** Your task **
Copy the lines of the entries below word for word, starting at the line containing "range-button[interactable]: 1Y xyxy=(32,14,47,28)" and ending at the line containing "y-tick-label: 55 xyxy=(15,87,30,101)", with both of those lines included.

[Dataset records]
- - - - - - -

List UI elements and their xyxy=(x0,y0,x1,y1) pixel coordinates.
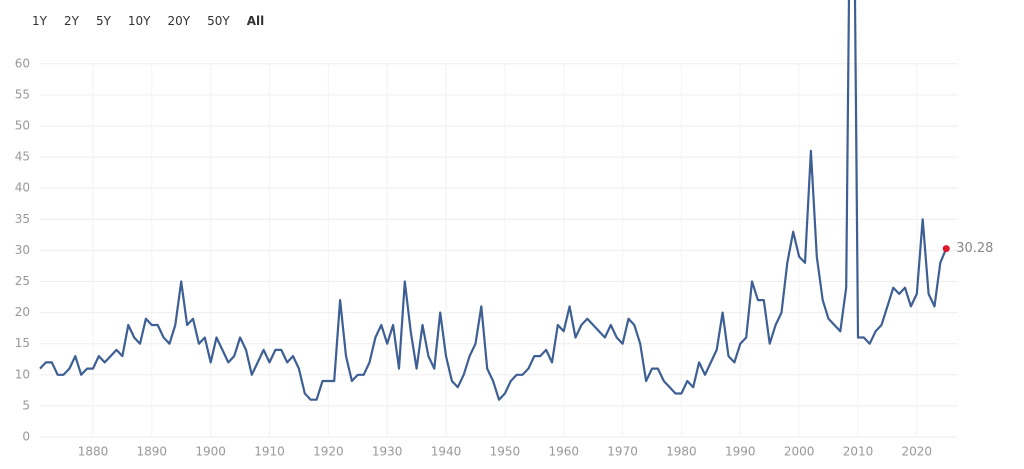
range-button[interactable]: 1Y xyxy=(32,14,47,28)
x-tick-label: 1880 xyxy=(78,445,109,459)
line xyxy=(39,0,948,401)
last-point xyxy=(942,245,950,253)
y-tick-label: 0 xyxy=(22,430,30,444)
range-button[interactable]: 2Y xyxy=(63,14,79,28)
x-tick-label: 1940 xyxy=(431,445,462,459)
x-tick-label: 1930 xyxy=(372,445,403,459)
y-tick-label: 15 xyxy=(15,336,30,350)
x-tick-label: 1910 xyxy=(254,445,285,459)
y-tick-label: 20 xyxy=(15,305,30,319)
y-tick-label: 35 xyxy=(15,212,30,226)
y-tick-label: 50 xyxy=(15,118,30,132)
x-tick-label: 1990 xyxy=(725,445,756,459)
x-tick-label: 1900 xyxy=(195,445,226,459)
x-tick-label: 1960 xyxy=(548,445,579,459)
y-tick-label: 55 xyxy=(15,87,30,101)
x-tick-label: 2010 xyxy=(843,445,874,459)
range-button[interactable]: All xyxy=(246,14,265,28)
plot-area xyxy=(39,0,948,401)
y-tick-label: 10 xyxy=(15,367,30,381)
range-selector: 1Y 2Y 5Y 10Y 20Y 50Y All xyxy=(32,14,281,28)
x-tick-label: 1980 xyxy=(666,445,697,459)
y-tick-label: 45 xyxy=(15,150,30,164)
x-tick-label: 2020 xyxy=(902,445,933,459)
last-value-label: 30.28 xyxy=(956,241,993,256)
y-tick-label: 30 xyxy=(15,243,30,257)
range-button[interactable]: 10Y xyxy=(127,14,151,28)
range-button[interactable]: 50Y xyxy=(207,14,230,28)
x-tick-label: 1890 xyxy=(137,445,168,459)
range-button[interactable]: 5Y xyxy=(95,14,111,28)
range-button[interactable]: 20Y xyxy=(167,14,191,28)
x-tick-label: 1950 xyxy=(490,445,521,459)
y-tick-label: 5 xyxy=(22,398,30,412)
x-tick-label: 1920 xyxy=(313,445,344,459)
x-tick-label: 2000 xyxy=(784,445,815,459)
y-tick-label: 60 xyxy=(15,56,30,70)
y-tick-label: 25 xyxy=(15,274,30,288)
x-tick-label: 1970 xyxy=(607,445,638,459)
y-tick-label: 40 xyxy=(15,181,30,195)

- - - - - - -

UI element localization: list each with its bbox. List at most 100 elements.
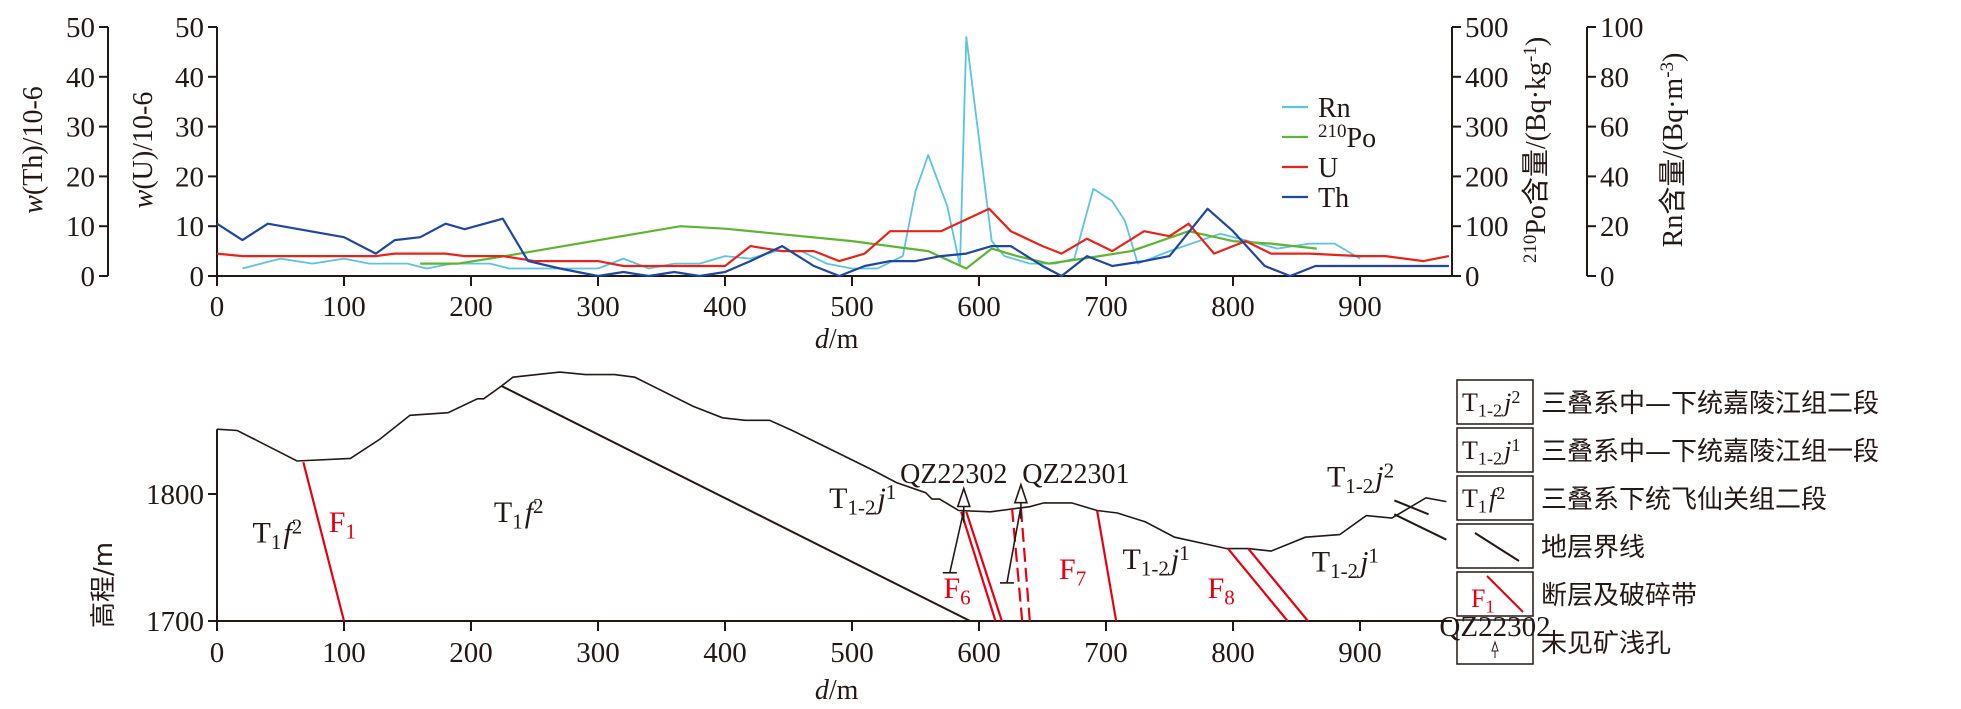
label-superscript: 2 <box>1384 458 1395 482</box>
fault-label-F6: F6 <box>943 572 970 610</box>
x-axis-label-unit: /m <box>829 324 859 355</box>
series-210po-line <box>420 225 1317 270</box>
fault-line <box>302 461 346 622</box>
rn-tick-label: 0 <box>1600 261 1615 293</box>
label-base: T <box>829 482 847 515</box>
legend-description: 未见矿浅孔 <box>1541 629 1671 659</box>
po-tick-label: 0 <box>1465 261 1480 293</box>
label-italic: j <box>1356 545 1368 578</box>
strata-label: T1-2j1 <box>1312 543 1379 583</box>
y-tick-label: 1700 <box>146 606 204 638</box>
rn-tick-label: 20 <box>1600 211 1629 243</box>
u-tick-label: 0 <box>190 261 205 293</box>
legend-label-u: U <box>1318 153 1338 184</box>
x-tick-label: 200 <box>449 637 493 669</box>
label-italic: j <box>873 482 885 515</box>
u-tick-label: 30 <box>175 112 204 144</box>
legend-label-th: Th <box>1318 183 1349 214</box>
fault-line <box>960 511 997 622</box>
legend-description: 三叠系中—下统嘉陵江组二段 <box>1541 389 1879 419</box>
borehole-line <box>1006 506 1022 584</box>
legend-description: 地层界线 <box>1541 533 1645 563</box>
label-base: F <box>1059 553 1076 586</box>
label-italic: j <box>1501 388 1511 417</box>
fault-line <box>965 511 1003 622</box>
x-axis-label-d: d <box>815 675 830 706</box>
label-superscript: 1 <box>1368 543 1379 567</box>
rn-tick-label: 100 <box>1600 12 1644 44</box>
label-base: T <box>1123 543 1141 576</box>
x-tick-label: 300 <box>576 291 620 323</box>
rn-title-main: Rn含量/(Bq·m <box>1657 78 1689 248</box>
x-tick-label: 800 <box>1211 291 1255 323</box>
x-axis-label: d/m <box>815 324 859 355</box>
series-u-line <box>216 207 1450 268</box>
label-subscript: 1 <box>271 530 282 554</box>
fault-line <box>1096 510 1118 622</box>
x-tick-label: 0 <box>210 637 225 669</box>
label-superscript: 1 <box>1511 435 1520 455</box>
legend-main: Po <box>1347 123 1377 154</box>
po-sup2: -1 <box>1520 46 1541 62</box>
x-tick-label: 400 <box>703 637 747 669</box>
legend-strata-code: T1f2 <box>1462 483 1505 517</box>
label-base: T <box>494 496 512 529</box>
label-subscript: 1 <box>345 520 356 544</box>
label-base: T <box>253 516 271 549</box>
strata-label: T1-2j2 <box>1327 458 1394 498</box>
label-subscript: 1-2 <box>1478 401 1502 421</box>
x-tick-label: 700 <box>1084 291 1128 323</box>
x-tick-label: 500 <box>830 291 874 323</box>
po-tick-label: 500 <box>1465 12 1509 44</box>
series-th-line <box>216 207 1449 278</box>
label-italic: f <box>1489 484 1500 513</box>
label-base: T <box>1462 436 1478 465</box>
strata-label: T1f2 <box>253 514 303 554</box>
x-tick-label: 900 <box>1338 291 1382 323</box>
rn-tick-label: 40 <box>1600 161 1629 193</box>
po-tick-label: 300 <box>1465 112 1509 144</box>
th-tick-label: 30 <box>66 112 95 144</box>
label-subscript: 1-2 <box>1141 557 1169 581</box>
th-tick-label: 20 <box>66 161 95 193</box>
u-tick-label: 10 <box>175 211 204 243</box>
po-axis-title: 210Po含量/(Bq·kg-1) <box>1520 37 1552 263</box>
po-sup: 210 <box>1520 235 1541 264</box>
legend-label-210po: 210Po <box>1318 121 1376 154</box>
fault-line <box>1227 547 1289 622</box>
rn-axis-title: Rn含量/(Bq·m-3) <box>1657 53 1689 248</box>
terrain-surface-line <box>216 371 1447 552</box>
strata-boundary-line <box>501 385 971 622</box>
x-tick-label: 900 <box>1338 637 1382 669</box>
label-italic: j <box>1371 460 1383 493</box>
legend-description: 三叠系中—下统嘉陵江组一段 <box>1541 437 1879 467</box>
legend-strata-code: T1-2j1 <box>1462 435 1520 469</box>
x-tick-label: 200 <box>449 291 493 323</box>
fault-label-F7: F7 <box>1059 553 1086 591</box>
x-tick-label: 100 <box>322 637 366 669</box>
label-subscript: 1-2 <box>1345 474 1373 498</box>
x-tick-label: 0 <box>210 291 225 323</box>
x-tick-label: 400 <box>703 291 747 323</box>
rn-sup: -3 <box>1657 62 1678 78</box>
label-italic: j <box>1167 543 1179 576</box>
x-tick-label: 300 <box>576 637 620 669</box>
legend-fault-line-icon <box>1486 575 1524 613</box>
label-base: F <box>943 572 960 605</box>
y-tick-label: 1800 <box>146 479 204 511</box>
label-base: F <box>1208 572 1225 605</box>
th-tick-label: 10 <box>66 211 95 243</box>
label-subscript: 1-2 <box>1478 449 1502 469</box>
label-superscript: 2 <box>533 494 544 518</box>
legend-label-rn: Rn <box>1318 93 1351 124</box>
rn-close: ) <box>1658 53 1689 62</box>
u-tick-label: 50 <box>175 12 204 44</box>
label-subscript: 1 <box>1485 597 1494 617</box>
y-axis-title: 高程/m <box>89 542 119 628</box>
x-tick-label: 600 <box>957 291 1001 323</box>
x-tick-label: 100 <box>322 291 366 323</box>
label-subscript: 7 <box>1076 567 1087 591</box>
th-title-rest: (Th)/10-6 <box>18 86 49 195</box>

- - - - - - -

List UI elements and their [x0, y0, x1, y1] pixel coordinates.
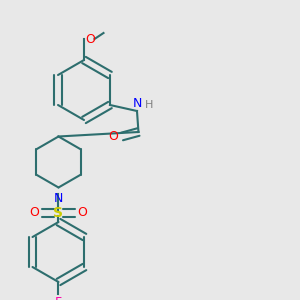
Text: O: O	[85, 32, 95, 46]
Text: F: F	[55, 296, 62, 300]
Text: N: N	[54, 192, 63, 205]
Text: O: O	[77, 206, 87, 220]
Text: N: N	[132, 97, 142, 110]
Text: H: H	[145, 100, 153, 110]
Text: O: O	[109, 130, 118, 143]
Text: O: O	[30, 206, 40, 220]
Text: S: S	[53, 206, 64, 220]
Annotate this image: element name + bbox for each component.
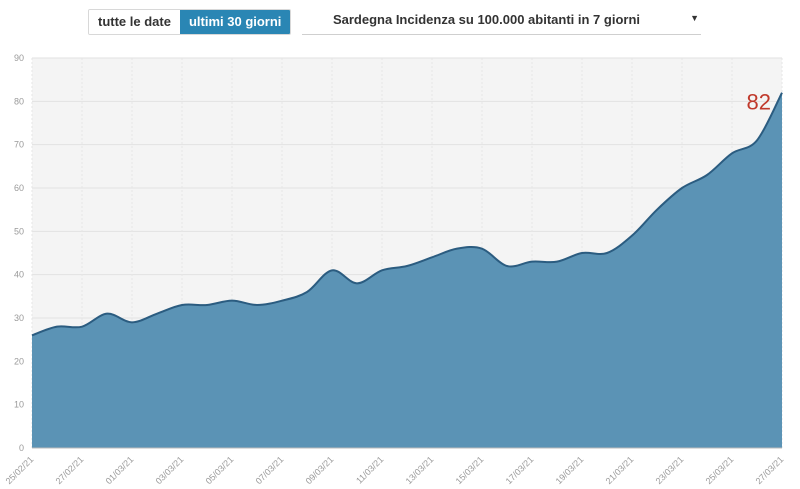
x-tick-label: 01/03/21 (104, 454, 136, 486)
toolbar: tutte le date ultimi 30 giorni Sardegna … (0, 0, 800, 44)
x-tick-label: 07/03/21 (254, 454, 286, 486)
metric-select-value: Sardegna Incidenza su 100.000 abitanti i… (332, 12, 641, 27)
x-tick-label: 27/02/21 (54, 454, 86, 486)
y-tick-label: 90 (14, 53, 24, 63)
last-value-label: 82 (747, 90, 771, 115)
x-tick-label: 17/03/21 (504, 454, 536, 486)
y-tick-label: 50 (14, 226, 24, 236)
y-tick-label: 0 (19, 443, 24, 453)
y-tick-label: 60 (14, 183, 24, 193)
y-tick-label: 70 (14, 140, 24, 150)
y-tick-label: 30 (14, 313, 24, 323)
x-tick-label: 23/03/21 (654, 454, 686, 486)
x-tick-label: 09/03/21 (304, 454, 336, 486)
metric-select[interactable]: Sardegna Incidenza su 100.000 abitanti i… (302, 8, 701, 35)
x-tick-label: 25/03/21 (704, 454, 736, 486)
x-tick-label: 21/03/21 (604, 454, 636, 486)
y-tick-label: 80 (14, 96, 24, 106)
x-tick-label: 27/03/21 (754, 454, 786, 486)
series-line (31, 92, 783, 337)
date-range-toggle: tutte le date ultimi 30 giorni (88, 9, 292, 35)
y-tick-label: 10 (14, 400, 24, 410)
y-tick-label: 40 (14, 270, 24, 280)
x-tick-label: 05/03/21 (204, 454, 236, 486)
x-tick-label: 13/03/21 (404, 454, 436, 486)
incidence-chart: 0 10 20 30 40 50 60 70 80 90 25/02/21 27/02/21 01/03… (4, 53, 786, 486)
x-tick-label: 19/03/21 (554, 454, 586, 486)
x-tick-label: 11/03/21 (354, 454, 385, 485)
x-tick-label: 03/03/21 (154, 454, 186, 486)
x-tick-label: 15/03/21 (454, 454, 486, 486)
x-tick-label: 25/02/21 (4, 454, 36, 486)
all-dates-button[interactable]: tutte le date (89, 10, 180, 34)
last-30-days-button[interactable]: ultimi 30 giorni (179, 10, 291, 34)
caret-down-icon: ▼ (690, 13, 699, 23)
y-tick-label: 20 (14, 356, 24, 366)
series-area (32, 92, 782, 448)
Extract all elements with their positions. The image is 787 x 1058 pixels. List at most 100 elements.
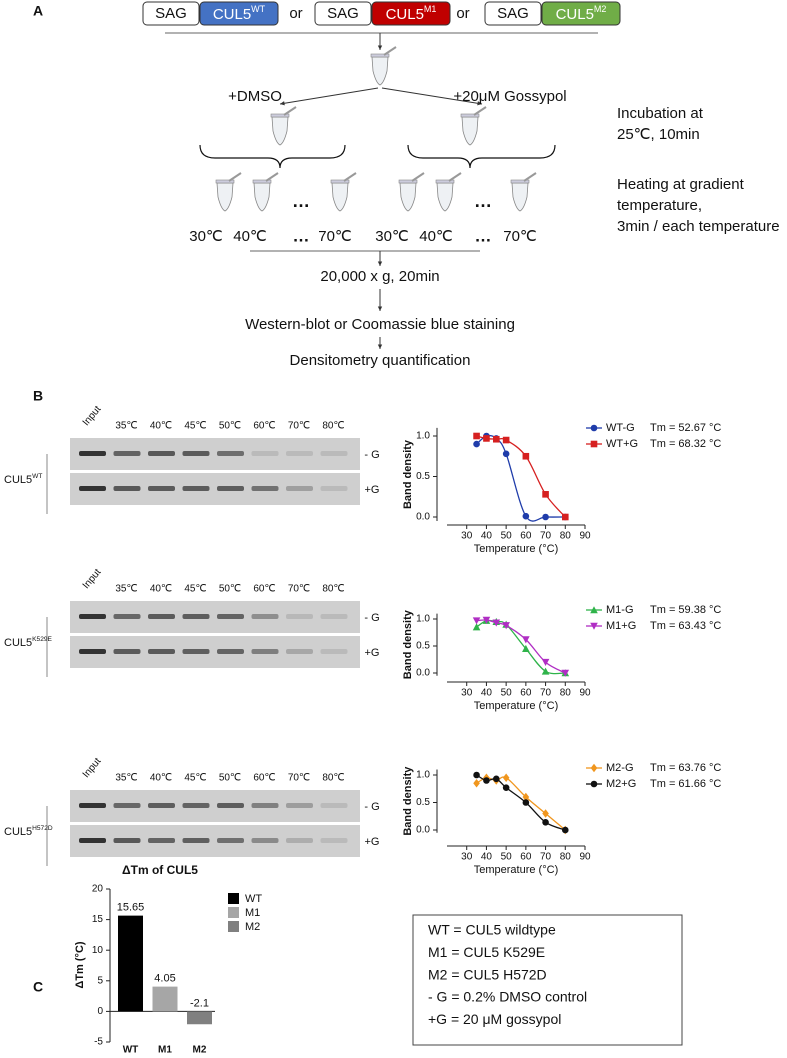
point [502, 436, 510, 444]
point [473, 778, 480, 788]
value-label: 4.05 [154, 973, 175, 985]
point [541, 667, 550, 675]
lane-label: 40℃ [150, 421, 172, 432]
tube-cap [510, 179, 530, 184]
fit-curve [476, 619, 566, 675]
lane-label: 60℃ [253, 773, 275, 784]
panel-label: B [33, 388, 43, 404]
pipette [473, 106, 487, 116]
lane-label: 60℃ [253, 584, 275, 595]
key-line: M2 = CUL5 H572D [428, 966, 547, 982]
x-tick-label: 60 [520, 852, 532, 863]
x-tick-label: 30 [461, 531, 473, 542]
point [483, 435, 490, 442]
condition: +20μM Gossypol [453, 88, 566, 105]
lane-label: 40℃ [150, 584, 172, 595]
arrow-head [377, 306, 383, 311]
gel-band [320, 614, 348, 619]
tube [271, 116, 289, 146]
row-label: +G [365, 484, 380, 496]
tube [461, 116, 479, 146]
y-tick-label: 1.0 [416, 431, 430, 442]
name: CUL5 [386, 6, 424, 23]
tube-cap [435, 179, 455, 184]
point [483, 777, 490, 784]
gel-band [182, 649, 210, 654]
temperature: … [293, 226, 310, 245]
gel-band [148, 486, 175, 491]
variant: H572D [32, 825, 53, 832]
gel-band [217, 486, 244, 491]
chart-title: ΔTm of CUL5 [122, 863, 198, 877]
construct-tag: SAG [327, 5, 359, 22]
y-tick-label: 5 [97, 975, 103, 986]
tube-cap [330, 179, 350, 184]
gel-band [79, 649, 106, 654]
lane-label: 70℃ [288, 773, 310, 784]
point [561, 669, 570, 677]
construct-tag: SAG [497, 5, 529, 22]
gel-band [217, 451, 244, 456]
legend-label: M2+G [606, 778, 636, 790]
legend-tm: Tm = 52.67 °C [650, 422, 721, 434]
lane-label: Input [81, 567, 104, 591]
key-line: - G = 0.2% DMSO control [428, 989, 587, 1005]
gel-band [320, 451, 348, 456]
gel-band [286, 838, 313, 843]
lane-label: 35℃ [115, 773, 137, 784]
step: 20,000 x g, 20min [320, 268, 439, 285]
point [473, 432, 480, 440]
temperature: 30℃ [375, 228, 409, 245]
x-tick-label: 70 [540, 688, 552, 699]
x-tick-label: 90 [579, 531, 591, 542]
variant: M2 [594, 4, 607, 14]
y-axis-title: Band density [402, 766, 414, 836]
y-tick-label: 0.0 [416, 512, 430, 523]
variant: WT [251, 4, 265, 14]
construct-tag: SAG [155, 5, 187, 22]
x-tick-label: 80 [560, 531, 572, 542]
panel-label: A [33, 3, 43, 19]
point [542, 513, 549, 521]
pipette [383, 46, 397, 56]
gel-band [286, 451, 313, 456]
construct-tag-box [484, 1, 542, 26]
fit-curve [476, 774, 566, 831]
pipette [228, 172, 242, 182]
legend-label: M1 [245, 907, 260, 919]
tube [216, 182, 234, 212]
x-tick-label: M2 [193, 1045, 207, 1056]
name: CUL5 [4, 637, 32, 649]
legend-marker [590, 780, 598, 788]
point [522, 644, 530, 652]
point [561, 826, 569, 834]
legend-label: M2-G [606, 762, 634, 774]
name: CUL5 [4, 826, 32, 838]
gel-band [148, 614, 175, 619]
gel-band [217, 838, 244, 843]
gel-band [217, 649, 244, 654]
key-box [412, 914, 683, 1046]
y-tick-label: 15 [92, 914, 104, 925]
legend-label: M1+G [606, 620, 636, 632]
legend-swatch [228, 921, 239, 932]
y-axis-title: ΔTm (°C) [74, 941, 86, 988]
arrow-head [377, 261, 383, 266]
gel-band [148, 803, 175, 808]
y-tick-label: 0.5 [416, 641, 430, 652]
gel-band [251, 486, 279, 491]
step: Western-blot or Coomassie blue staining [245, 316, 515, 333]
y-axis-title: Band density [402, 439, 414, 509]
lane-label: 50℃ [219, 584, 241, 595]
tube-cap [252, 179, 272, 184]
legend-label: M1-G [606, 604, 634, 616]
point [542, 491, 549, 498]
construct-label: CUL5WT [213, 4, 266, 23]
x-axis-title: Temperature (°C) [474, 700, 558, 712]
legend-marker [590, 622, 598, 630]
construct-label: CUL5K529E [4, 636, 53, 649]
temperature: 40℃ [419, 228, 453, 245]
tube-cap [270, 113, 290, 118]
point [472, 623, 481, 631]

- - - - - - -

** Output below **
range-button[interactable]: 1Y xyxy=(32,14,47,28)
x-tick-label: 1880 xyxy=(78,445,109,459)
line xyxy=(39,0,948,401)
last-point xyxy=(942,245,950,253)
y-tick-label: 0 xyxy=(22,430,30,444)
range-button[interactable]: 2Y xyxy=(63,14,79,28)
x-tick-label: 1940 xyxy=(431,445,462,459)
x-tick-label: 1930 xyxy=(372,445,403,459)
y-tick-label: 15 xyxy=(15,336,30,350)
x-tick-label: 1910 xyxy=(254,445,285,459)
y-tick-label: 20 xyxy=(15,305,30,319)
y-tick-label: 35 xyxy=(15,212,30,226)
y-tick-label: 50 xyxy=(15,118,30,132)
x-tick-label: 1990 xyxy=(725,445,756,459)
x-tick-label: 1900 xyxy=(195,445,226,459)
x-tick-label: 1960 xyxy=(548,445,579,459)
y-tick-label: 55 xyxy=(15,87,30,101)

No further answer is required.